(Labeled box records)
----
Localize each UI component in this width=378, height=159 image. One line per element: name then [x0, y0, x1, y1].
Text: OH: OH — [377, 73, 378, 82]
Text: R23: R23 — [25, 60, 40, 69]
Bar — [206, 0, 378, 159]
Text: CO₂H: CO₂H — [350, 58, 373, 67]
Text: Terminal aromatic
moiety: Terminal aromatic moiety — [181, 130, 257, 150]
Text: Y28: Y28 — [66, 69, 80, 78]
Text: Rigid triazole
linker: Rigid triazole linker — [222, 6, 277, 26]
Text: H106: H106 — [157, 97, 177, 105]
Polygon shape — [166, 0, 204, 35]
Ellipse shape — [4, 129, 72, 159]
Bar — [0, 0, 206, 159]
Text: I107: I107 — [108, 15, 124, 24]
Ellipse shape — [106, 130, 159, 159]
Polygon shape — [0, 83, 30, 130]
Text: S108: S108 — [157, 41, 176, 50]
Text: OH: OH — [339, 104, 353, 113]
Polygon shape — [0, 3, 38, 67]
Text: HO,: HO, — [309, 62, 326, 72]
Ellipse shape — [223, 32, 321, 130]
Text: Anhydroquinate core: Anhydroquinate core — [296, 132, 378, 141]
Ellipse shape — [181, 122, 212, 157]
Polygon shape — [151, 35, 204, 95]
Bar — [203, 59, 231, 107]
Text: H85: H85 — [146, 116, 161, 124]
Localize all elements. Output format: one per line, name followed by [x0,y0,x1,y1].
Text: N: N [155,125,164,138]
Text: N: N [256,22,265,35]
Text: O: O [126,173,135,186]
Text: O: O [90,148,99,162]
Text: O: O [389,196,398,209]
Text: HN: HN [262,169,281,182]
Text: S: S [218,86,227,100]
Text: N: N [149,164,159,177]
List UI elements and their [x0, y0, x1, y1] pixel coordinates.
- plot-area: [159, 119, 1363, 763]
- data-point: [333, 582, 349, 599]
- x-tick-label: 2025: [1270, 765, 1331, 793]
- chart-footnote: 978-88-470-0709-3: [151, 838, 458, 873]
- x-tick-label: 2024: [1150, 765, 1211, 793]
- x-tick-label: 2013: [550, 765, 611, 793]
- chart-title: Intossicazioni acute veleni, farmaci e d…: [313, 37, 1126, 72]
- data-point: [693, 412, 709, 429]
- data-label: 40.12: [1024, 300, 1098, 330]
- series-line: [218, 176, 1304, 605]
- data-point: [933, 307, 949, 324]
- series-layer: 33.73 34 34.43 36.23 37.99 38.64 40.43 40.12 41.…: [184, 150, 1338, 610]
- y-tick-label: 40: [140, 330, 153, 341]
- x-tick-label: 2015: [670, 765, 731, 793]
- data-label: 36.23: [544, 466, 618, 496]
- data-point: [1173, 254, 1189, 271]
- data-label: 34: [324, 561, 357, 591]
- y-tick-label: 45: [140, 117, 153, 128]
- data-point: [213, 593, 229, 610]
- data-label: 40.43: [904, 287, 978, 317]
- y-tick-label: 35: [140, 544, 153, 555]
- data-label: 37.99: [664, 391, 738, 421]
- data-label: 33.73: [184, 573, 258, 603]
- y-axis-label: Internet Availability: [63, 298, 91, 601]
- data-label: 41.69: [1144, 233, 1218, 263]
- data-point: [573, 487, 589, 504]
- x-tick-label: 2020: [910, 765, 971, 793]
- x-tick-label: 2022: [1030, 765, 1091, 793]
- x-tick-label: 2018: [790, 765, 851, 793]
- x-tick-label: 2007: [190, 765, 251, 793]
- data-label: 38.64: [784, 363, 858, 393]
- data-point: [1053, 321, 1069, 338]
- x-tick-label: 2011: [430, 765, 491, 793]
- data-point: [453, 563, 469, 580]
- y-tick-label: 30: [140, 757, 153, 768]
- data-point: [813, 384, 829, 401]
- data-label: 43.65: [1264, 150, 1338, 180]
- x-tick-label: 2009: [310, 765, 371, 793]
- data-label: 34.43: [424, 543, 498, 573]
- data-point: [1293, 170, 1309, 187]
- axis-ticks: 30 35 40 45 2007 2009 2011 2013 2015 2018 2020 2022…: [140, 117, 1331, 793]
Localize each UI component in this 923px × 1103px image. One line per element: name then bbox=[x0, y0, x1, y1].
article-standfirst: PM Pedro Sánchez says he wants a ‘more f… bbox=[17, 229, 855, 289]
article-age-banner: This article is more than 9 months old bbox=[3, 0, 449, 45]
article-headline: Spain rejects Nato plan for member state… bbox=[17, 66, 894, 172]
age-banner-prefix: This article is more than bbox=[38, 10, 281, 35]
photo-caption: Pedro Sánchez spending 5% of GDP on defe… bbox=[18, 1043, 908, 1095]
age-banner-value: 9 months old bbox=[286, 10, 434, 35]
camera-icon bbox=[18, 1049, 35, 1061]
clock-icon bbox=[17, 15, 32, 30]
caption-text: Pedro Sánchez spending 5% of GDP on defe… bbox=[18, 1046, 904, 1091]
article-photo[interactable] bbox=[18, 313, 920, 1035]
----
Exercise description: Convert the records, from their first line through the line containing "- data-point: [933, 307, 949, 324]", into a numbered list, omitting any blank lines.

Exercise answer:
1. Localize each UI component in this width=378, height=159 image. One line per element: name then [x0, y0, x1, y1].
2. Text: OH: OH — [377, 73, 378, 82]
3. Text: R23: R23 — [25, 60, 40, 69]
4. Bar — [206, 0, 378, 159]
5. Text: CO₂H: CO₂H — [350, 58, 373, 67]
6. Text: Terminal aromatic
7. moiety: Terminal aromatic moiety — [181, 130, 257, 150]
8. Text: Y28: Y28 — [66, 69, 80, 78]
9. Text: Rigid triazole
10. linker: Rigid triazole linker — [222, 6, 277, 26]
11. Text: H106: H106 — [157, 97, 177, 105]
12. Polygon shape — [166, 0, 204, 35]
13. Ellipse shape — [4, 129, 72, 159]
14. Bar — [0, 0, 206, 159]
15. Text: I107: I107 — [108, 15, 124, 24]
16. Ellipse shape — [106, 130, 159, 159]
17. Polygon shape — [0, 83, 30, 130]
18. Text: S108: S108 — [157, 41, 176, 50]
19. Text: OH: OH — [339, 104, 353, 113]
20. Polygon shape — [0, 3, 38, 67]
21. Text: HO,: HO, — [309, 62, 326, 72]
22. Ellipse shape — [223, 32, 321, 130]
23. Text: Anhydroquinate core: Anhydroquinate core — [296, 132, 378, 141]
24. Ellipse shape — [181, 122, 212, 157]
25. Polygon shape — [151, 35, 204, 95]
26. Bar — [203, 59, 231, 107]
27. Text: H85: H85 — [146, 116, 161, 124]
28. Localize all elements. Output format: one per line, name followed by [x0,y0,x1,y1].
29. Text: N: N [155,125,164,138]
30. Text: N: N [256,22,265,35]
31. Text: O: O [126,173,135,186]
32. Text: O: O [90,148,99,162]
33. Text: O: O [389,196,398,209]
34. Text: HN: HN [262,169,281,182]
35. Text: S: S [218,86,227,100]
36. Text: N: N [149,164,159,177]
37. List UI elements and their [x0, y0, x1, y1] pixel coordinates.
38. - plot-area: [159, 119, 1363, 763]
39. - data-point: [333, 582, 349, 599]
40. - x-tick-label: 2025: [1270, 765, 1331, 793]
41. - chart-footnote: 978-88-470-0709-3: [151, 838, 458, 873]
42. - x-tick-label: 2024: [1150, 765, 1211, 793]
43. - x-tick-label: 2013: [550, 765, 611, 793]
44. - chart-title: Intossicazioni acute veleni, farmaci e d…: [313, 37, 1126, 72]
45. - data-point: [693, 412, 709, 429]
46. - data-label: 40.12: [1024, 300, 1098, 330]
47. - series-line: [218, 176, 1304, 605]
48. - data-point: [933, 307, 949, 324]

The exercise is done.